# [WHAT TO DO]
Search the records below for the word "smoke". Pull out each line that has it.

# [Records contained in a dataset]

==================================================

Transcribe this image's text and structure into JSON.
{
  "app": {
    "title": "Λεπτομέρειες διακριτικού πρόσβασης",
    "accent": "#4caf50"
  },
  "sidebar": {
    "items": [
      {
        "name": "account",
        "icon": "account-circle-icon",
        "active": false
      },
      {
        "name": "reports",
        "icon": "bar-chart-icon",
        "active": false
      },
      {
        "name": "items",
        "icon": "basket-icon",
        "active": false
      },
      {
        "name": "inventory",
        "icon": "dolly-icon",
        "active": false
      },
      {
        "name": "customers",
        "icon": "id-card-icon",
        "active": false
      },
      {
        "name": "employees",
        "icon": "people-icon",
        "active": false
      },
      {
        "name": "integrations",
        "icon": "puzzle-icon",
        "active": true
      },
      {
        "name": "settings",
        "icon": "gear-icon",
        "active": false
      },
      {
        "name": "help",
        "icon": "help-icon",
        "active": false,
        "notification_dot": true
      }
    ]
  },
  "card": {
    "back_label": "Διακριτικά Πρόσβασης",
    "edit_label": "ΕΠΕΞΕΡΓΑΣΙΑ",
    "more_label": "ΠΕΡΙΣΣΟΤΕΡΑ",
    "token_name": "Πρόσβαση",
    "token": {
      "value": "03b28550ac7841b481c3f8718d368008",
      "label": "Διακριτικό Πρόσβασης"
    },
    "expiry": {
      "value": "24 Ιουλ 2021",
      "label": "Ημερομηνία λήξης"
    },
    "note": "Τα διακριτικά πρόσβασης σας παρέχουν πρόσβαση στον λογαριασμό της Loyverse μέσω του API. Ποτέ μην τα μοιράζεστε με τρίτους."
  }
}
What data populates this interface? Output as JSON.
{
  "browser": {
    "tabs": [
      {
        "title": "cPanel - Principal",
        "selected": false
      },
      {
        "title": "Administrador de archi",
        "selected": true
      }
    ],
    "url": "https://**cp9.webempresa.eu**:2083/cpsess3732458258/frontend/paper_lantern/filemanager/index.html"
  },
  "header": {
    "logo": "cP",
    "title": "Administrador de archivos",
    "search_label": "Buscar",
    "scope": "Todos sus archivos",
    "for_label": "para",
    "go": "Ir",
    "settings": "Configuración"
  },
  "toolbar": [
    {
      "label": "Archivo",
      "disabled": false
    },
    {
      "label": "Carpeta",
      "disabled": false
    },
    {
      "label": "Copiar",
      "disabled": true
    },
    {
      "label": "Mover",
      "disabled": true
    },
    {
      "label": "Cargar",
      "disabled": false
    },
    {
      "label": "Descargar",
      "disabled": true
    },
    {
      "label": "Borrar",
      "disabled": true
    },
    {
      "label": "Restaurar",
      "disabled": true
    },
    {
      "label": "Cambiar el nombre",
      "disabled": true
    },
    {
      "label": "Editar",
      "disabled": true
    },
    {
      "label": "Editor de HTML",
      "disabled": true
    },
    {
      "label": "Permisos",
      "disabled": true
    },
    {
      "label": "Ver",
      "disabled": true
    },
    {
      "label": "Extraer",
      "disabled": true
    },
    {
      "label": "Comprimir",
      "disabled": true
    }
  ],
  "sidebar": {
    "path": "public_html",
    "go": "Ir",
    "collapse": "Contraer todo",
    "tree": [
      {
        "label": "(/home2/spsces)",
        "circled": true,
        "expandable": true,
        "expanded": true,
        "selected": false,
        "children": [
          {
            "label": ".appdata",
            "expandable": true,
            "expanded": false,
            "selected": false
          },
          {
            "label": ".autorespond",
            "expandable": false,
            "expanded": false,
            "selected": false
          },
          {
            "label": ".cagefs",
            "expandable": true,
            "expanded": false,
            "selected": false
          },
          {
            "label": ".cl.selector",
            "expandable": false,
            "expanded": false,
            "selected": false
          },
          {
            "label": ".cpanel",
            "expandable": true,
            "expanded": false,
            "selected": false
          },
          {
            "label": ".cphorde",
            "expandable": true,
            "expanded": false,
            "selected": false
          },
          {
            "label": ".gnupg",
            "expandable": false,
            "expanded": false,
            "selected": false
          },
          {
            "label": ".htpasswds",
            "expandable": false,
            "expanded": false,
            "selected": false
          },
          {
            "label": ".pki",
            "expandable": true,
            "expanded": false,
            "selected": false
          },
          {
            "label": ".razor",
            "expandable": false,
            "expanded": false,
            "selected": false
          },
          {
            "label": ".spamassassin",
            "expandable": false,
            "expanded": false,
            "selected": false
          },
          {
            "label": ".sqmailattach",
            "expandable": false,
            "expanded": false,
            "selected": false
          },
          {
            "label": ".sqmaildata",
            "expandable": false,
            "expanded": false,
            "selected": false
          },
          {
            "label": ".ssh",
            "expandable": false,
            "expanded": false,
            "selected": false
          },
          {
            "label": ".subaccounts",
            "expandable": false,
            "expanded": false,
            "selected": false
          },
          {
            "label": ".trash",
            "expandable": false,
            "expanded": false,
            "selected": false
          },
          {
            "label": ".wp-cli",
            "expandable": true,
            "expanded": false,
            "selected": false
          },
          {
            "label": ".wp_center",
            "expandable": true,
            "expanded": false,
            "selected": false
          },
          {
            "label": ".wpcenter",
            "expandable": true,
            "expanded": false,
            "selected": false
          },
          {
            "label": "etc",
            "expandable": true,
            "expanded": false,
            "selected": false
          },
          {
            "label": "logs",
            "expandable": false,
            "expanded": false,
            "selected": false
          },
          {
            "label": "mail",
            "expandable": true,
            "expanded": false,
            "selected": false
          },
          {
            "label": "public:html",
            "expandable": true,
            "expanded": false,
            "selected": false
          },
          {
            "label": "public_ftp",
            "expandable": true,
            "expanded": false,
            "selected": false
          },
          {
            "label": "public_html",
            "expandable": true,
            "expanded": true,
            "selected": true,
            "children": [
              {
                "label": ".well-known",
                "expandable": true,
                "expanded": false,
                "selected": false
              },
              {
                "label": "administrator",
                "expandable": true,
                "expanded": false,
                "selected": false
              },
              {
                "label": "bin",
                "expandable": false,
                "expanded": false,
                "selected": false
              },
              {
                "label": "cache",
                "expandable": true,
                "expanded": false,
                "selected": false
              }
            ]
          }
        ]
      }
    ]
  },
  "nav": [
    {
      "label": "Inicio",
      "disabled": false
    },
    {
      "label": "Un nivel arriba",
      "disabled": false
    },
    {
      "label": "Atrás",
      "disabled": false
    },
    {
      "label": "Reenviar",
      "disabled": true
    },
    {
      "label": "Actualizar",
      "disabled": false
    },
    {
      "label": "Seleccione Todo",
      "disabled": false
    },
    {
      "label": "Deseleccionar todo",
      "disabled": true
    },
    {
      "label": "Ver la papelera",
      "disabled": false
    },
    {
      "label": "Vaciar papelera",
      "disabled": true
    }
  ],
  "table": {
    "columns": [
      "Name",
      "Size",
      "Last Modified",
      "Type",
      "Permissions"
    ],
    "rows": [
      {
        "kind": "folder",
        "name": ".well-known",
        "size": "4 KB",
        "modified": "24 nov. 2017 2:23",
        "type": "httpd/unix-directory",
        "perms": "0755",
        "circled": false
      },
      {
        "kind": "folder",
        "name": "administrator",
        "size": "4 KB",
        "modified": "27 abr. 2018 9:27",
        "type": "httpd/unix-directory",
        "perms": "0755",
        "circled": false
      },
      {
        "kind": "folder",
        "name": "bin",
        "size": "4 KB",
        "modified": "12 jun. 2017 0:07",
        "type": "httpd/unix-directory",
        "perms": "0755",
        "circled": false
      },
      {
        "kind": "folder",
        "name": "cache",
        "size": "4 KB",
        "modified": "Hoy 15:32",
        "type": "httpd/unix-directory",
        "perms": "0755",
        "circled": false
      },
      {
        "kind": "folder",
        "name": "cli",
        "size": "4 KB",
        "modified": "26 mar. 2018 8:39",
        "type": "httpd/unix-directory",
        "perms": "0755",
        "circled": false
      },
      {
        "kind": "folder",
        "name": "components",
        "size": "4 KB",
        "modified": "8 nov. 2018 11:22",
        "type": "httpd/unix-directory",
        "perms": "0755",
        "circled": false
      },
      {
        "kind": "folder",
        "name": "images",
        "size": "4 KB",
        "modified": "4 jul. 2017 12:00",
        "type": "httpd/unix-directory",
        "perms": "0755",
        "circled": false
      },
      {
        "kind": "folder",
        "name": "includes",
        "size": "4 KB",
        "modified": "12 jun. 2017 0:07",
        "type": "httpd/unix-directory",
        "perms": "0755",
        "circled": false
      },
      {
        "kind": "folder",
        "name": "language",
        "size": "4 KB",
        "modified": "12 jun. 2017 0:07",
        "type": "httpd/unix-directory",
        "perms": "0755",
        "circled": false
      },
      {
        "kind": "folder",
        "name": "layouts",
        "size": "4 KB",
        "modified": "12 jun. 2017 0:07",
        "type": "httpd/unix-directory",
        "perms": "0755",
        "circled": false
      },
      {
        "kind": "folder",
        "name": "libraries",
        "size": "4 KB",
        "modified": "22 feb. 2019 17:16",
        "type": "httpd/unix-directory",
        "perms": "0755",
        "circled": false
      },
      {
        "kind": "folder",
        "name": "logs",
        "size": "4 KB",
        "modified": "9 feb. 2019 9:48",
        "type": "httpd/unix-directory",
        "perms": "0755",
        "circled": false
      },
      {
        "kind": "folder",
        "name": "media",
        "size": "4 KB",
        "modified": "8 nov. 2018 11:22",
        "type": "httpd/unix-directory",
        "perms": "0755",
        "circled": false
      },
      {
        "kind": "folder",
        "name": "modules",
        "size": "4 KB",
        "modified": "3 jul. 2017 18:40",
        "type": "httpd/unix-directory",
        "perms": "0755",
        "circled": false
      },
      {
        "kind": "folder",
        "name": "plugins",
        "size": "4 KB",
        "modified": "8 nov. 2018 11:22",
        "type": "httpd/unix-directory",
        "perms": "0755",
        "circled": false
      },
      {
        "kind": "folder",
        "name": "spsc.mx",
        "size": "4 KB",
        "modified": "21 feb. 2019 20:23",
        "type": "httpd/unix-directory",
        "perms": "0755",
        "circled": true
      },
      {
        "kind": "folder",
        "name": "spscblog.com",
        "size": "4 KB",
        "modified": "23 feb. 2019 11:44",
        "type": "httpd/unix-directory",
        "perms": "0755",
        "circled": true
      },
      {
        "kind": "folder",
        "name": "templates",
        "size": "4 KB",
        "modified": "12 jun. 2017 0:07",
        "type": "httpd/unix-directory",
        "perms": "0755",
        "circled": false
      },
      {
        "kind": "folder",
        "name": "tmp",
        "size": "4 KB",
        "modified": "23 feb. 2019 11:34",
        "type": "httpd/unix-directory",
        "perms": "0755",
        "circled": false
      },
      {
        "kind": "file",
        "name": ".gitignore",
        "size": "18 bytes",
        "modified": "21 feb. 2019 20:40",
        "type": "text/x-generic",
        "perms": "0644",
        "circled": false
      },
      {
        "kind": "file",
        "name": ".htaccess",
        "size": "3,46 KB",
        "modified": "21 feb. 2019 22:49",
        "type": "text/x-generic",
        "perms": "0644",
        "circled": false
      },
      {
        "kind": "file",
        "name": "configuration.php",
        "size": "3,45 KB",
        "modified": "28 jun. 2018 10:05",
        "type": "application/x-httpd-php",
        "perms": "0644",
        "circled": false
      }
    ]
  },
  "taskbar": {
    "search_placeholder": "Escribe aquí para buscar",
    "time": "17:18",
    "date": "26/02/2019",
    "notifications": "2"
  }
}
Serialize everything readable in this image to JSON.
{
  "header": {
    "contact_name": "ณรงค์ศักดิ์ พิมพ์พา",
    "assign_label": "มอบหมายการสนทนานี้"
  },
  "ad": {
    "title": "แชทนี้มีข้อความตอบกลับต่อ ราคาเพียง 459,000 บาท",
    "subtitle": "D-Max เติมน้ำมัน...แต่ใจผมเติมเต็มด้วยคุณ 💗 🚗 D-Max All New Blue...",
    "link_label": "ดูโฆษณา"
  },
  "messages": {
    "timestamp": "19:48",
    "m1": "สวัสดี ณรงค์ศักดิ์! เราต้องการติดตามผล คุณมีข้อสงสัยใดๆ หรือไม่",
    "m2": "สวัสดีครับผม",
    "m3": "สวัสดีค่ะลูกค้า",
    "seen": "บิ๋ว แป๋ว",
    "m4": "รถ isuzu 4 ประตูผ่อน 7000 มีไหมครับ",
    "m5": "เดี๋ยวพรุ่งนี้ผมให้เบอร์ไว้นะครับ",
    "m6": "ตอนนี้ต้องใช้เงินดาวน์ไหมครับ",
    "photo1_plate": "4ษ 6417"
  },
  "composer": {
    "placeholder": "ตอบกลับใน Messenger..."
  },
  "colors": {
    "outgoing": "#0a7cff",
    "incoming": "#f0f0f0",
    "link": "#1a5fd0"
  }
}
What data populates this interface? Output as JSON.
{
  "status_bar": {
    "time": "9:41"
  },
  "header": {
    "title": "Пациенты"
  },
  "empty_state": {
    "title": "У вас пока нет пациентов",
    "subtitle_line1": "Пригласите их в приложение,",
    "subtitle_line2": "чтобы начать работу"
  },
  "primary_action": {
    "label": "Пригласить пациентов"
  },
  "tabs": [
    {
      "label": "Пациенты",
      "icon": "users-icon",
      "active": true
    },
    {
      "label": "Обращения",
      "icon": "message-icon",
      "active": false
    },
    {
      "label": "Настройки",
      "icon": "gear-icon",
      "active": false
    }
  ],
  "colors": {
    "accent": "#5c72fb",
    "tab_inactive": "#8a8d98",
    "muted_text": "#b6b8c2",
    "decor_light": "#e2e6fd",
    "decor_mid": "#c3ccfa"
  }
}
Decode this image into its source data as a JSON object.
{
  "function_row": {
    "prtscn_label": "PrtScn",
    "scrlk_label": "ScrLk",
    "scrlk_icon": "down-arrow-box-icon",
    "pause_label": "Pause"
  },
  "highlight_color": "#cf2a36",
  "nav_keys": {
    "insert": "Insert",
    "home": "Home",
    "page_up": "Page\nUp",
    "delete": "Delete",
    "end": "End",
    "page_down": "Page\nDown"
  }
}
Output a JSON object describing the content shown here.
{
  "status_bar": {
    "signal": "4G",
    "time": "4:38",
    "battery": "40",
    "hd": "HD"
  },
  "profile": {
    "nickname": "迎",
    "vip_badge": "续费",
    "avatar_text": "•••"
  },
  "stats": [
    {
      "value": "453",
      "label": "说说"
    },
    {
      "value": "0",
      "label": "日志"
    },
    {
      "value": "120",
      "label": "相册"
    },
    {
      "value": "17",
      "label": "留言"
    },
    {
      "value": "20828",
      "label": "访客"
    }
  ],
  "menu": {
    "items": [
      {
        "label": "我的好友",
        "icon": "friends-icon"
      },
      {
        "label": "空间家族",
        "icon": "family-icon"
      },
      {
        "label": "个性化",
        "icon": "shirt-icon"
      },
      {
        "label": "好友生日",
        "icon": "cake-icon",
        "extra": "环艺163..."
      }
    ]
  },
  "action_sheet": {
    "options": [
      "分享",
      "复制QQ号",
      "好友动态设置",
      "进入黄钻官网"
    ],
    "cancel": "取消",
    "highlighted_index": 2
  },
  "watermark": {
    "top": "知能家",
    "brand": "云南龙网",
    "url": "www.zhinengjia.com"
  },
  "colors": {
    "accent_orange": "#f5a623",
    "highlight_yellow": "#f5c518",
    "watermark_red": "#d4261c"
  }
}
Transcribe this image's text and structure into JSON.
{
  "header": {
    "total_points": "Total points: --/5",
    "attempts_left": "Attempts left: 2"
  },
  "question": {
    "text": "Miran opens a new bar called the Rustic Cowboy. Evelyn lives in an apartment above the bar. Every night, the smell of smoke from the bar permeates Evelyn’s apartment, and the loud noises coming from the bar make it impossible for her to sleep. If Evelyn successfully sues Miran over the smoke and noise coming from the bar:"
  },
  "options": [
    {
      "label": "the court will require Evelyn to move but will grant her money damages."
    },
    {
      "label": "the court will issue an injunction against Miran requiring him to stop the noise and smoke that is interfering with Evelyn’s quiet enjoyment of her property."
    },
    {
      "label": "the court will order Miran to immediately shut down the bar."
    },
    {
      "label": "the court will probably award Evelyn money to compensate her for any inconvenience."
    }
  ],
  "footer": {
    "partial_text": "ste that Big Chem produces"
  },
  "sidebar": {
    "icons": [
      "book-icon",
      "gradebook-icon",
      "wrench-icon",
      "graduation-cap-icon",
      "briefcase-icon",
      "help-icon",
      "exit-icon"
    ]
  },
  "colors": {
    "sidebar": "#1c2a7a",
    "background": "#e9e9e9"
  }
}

==================================================

# [RESPONSE]
    "text": "Miran opens a new bar called the Rustic Cowboy. Evelyn lives in an apartment above the bar. Every night, the smell of smoke from the bar permeates Evelyn’s apartment, and the loud noises coming from the bar make it impossible for her to sleep. If Evelyn successfully sues Miran over the smoke and noise coming from the bar:"
      "label": "the court will issue an injunction against Miran requiring him to stop the noise and smoke that is interfering with Evelyn’s quiet enjoyment of her property."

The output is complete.